Task objective:
Assemble all lines in which the string "members" appears.

[Dataset entries]
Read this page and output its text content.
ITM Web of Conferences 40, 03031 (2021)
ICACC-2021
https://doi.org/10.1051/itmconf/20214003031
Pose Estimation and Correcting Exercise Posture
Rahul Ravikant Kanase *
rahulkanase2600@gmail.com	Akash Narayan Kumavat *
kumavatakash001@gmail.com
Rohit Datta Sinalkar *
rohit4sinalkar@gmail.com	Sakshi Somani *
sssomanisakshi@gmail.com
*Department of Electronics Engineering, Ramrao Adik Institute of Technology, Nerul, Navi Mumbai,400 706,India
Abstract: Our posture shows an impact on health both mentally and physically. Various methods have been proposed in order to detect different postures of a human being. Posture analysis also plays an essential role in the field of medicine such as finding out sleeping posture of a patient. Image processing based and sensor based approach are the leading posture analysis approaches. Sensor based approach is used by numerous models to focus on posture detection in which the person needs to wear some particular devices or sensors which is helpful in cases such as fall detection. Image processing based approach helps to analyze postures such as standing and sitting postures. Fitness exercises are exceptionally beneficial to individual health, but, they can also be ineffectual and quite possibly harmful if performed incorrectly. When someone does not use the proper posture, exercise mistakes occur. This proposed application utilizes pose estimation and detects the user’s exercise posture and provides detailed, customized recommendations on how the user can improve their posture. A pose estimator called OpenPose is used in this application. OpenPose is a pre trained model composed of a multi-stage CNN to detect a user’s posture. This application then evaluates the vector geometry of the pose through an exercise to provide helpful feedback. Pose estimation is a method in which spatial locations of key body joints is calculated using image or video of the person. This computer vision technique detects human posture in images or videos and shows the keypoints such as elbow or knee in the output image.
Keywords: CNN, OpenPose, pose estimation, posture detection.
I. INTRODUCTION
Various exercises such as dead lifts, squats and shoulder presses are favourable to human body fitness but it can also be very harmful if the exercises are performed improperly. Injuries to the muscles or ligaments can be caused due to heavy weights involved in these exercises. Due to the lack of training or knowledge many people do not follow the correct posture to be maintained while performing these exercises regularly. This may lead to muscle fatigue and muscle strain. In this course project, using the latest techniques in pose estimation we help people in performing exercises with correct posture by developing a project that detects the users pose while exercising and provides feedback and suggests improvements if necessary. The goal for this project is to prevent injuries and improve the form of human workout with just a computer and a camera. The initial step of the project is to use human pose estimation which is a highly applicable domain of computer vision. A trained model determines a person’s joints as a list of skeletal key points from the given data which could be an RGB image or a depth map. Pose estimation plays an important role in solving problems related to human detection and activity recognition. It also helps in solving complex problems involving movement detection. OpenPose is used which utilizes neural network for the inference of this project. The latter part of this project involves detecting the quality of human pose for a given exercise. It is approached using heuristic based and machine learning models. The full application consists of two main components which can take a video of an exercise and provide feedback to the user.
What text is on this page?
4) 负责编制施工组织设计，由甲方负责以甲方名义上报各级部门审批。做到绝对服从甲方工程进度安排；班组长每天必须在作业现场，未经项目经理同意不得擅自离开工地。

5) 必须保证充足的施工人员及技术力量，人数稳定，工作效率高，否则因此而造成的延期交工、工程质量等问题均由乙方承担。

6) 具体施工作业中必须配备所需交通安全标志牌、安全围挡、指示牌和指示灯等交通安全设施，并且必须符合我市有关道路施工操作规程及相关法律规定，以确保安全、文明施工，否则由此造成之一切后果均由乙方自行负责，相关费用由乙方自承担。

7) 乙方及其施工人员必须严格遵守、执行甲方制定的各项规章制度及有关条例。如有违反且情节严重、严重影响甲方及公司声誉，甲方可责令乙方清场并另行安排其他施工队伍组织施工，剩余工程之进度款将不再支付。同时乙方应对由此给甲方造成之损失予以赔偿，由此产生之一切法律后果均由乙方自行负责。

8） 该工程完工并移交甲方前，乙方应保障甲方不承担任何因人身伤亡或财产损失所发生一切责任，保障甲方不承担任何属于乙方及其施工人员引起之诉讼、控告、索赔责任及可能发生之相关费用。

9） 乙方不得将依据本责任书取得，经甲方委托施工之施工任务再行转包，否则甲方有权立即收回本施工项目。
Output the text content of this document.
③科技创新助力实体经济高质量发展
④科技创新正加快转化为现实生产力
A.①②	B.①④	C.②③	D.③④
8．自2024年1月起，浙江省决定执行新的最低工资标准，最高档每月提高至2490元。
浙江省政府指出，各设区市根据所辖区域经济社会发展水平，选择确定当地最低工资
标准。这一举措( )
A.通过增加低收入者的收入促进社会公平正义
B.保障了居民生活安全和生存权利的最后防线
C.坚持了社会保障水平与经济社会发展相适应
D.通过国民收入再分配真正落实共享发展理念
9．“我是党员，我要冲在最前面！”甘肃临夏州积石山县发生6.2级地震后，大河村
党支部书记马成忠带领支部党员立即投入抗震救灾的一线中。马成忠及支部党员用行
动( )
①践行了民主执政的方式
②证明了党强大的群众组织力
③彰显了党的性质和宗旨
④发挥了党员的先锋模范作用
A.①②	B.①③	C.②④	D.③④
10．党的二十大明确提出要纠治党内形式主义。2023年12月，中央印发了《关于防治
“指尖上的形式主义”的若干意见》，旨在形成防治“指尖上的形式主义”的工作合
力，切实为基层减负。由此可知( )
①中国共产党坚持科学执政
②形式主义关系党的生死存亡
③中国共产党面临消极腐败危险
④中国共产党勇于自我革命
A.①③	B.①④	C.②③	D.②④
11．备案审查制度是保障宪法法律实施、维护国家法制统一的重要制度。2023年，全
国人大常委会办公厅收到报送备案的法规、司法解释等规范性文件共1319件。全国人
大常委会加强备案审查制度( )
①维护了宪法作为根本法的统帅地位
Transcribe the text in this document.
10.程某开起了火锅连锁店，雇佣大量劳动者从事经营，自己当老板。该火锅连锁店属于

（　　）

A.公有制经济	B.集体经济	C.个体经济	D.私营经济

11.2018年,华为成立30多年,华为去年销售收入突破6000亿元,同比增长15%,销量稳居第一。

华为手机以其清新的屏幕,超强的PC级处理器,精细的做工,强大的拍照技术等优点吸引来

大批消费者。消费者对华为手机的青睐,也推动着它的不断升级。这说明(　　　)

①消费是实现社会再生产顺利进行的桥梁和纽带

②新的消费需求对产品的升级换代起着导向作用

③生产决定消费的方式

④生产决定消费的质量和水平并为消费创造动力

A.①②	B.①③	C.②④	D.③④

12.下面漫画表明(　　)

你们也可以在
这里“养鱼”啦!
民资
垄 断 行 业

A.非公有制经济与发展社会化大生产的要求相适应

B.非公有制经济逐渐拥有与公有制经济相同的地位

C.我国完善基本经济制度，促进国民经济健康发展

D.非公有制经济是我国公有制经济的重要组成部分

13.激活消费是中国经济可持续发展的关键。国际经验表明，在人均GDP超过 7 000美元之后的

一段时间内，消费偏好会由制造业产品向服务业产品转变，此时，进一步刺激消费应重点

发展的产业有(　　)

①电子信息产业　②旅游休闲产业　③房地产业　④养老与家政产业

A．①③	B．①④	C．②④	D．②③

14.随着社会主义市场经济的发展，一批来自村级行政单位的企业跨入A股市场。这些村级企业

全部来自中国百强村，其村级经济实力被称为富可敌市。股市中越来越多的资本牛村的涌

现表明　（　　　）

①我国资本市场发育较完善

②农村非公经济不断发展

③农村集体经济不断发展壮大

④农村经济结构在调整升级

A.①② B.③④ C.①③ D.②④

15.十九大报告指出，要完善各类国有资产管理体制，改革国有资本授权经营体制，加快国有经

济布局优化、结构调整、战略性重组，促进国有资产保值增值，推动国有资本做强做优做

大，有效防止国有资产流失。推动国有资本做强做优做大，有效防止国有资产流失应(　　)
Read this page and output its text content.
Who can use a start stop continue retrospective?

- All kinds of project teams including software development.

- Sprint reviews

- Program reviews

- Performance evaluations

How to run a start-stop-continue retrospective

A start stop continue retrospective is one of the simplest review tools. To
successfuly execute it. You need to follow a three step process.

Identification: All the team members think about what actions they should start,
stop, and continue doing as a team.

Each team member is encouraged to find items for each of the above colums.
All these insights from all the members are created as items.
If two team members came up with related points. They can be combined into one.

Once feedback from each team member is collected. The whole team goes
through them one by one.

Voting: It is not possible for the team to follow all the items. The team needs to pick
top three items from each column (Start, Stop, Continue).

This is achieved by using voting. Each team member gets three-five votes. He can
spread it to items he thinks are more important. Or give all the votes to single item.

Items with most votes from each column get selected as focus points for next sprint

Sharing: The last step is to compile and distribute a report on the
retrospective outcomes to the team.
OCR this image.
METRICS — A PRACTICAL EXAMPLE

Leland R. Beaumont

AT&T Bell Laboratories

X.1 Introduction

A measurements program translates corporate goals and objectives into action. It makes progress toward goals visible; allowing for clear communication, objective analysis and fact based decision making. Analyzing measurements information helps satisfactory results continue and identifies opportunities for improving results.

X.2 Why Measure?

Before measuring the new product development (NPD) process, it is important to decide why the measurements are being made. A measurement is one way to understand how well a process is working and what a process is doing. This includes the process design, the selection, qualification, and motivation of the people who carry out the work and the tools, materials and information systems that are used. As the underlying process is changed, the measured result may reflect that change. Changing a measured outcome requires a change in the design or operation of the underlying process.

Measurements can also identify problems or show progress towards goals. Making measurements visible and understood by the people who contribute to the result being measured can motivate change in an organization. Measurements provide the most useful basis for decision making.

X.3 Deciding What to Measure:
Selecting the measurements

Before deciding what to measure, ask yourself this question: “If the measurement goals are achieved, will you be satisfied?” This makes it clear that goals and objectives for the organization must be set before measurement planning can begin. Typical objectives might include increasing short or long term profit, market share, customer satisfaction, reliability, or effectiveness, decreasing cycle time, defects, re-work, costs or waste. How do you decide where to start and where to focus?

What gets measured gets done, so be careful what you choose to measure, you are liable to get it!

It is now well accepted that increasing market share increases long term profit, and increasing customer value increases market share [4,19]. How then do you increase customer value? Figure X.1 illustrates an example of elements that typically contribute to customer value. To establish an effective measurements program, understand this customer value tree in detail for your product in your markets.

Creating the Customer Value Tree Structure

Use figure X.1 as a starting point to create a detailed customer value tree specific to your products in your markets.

Written solution:
Identification: All the team members think about what actions they should start,
All these insights from all the members are created as items.
If two team members came up with related points. They can be combined into one.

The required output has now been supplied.